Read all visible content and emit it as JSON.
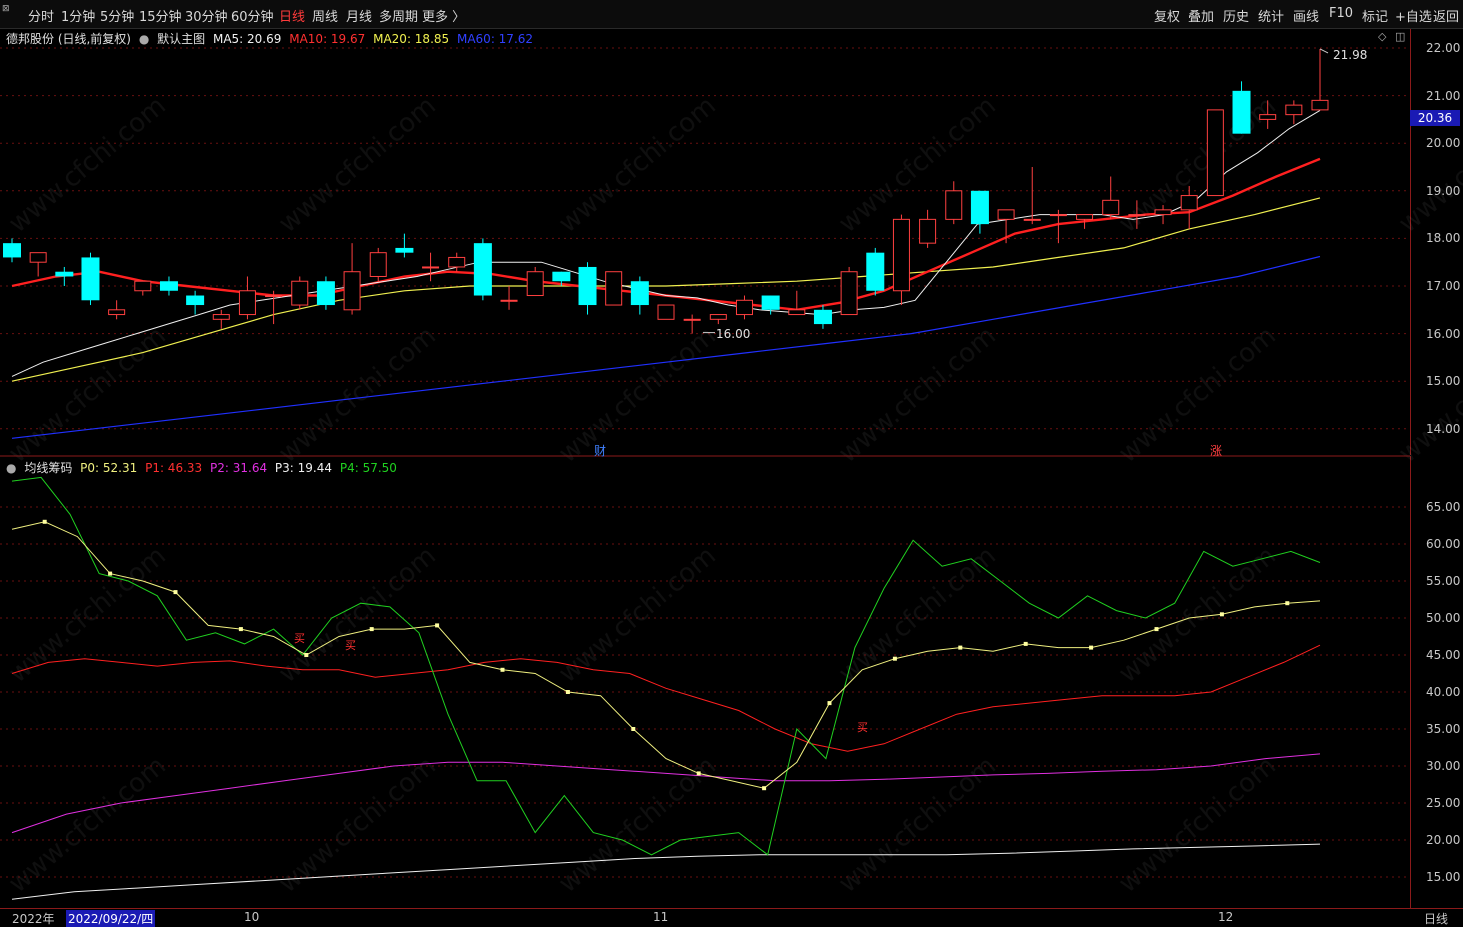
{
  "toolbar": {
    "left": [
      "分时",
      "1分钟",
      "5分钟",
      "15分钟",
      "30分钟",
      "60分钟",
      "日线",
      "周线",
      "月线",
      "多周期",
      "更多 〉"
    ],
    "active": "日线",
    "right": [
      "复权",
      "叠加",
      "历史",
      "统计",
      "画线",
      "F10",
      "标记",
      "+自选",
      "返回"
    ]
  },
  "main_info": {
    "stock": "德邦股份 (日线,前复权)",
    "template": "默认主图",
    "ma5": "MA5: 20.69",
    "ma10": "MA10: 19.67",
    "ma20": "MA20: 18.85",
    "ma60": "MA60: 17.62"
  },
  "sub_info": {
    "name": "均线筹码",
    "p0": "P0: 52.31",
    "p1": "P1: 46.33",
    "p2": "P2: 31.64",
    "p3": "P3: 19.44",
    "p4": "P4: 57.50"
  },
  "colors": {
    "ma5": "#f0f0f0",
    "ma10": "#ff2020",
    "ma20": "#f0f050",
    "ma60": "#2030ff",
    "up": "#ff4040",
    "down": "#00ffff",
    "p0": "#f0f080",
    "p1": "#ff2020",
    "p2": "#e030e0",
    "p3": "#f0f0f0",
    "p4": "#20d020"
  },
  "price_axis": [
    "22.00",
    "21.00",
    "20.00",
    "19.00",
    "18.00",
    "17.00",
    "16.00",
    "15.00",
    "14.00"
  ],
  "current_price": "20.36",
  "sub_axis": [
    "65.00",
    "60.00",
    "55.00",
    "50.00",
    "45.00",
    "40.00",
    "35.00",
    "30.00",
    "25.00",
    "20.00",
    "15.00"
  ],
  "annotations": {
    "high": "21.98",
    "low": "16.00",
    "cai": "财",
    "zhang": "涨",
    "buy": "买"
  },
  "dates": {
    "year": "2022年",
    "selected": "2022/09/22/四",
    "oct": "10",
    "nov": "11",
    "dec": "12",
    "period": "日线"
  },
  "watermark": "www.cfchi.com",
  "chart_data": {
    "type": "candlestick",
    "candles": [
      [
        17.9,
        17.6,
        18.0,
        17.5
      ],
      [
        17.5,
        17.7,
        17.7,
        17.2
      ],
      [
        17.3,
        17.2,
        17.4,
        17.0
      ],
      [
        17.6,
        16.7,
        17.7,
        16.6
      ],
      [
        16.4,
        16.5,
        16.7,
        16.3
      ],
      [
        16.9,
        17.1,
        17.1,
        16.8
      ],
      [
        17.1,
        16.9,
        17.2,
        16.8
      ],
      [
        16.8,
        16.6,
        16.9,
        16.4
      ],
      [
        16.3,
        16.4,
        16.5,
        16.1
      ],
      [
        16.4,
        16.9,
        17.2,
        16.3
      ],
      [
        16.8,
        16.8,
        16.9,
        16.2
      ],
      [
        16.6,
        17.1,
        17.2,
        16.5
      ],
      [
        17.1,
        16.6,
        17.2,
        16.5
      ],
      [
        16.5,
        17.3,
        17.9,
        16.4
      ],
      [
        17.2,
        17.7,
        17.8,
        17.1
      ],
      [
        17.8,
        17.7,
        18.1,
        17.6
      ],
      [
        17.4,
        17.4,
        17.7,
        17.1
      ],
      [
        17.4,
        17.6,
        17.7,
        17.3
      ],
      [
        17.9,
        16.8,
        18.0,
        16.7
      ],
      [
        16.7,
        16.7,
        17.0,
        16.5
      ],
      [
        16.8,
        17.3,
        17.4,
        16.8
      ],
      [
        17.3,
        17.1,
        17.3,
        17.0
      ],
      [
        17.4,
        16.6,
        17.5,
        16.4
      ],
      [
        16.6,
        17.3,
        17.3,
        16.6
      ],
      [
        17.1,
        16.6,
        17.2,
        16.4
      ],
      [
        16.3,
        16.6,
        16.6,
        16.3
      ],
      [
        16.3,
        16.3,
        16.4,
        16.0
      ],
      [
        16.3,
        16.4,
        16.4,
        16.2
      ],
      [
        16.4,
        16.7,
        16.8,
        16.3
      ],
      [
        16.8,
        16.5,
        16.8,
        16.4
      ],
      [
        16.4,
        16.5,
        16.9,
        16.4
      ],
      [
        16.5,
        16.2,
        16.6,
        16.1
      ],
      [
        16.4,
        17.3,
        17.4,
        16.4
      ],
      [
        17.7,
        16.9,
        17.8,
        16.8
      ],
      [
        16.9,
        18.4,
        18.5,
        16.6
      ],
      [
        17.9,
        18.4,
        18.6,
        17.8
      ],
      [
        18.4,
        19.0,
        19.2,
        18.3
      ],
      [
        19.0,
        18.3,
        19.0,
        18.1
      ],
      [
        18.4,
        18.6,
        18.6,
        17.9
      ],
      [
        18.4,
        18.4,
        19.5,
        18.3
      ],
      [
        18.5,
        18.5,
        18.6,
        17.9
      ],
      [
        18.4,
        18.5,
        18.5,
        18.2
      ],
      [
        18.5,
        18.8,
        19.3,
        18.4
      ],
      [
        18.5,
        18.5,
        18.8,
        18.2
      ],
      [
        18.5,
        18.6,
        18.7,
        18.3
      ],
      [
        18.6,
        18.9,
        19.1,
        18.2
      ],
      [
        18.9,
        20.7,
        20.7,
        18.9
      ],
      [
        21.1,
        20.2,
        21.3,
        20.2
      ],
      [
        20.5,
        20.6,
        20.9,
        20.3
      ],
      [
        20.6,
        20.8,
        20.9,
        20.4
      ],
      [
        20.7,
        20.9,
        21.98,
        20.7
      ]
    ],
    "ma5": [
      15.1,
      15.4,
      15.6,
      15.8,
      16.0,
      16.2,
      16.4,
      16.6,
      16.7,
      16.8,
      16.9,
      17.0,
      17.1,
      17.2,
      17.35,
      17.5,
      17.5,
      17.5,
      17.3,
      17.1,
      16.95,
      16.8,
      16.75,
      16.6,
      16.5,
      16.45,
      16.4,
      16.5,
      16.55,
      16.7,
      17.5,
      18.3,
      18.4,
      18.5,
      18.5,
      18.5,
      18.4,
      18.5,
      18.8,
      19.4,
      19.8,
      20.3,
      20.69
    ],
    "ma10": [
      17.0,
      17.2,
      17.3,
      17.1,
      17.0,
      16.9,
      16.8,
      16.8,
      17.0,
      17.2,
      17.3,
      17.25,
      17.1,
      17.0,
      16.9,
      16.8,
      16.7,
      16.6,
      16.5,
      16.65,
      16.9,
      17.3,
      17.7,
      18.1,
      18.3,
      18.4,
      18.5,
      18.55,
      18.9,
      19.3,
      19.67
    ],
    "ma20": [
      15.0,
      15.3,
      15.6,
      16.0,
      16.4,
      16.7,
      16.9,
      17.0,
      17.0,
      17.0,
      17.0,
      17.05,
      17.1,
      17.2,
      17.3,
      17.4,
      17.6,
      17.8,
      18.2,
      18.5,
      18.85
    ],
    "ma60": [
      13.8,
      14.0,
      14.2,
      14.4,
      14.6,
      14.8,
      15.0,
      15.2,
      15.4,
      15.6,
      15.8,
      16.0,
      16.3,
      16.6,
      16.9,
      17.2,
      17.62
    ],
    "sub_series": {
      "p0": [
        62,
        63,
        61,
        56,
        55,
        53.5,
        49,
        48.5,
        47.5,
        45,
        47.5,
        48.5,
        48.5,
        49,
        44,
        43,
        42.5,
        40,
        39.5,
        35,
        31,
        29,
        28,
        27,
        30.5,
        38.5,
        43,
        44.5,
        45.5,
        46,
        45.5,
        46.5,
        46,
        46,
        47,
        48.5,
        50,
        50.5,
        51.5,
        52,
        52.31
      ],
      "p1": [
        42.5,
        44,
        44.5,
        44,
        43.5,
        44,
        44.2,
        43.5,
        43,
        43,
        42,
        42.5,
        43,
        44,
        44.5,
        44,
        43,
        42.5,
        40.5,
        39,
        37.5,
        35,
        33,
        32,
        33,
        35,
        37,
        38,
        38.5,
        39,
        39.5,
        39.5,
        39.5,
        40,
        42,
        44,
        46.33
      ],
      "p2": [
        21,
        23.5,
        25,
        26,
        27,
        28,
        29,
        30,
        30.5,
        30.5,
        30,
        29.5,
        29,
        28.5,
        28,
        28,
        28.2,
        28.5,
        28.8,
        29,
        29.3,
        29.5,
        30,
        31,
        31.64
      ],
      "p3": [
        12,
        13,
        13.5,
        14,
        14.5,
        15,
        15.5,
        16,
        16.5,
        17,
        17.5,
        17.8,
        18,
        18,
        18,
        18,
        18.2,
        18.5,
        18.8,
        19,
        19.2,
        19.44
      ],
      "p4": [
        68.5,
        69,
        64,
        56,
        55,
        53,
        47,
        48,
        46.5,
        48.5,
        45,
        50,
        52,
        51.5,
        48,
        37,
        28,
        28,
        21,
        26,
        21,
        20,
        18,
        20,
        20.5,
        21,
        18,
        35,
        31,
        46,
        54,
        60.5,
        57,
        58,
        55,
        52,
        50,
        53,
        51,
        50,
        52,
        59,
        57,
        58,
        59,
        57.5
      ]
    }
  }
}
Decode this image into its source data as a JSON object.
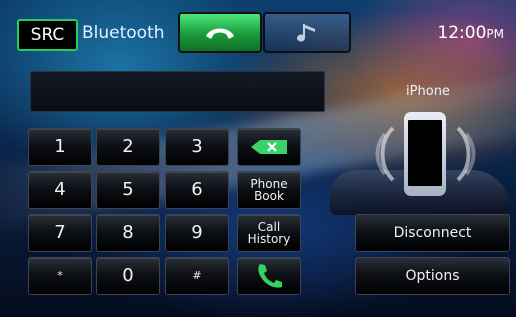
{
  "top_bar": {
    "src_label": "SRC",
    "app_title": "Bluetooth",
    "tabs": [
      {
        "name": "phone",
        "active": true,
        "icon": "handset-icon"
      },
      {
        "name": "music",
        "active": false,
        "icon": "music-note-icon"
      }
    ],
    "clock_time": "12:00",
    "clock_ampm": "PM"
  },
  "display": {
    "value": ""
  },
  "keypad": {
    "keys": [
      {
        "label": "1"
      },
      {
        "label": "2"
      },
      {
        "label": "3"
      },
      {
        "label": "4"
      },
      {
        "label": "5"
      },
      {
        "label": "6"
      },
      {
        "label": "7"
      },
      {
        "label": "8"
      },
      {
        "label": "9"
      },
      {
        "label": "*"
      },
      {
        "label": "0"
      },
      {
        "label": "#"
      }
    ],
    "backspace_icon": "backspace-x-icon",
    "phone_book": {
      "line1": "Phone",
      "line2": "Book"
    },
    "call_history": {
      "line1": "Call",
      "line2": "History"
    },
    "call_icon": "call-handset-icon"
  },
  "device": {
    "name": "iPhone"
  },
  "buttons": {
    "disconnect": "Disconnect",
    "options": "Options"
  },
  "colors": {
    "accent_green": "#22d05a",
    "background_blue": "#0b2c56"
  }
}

================

Pictures excluded, copy exactly the lines running from the one with "Decode this image" through the last line of the material.

Decode this image into its source data as a JSON object.
{
  "top_bar": {
    "src_label": "SRC",
    "app_title": "Bluetooth",
    "tabs": [
      {
        "name": "phone",
        "active": true,
        "icon": "handset-icon"
      },
      {
        "name": "music",
        "active": false,
        "icon": "music-note-icon"
      }
    ],
    "clock_time": "12:00",
    "clock_ampm": "PM"
  },
  "display": {
    "value": ""
  },
  "keypad": {
    "keys": [
      {
        "label": "1"
      },
      {
        "label": "2"
      },
      {
        "label": "3"
      },
      {
        "label": "4"
      },
      {
        "label": "5"
      },
      {
        "label": "6"
      },
      {
        "label": "7"
      },
      {
        "label": "8"
      },
      {
        "label": "9"
      },
      {
        "label": "*"
      },
      {
        "label": "0"
      },
      {
        "label": "#"
      }
    ],
    "backspace_icon": "backspace-x-icon",
    "phone_book": {
      "line1": "Phone",
      "line2": "Book"
    },
    "call_history": {
      "line1": "Call",
      "line2": "History"
    },
    "call_icon": "call-handset-icon"
  },
  "device": {
    "name": "iPhone"
  },
  "buttons": {
    "disconnect": "Disconnect",
    "options": "Options"
  },
  "colors": {
    "accent_green": "#22d05a",
    "background_blue": "#0b2c56"
  }
}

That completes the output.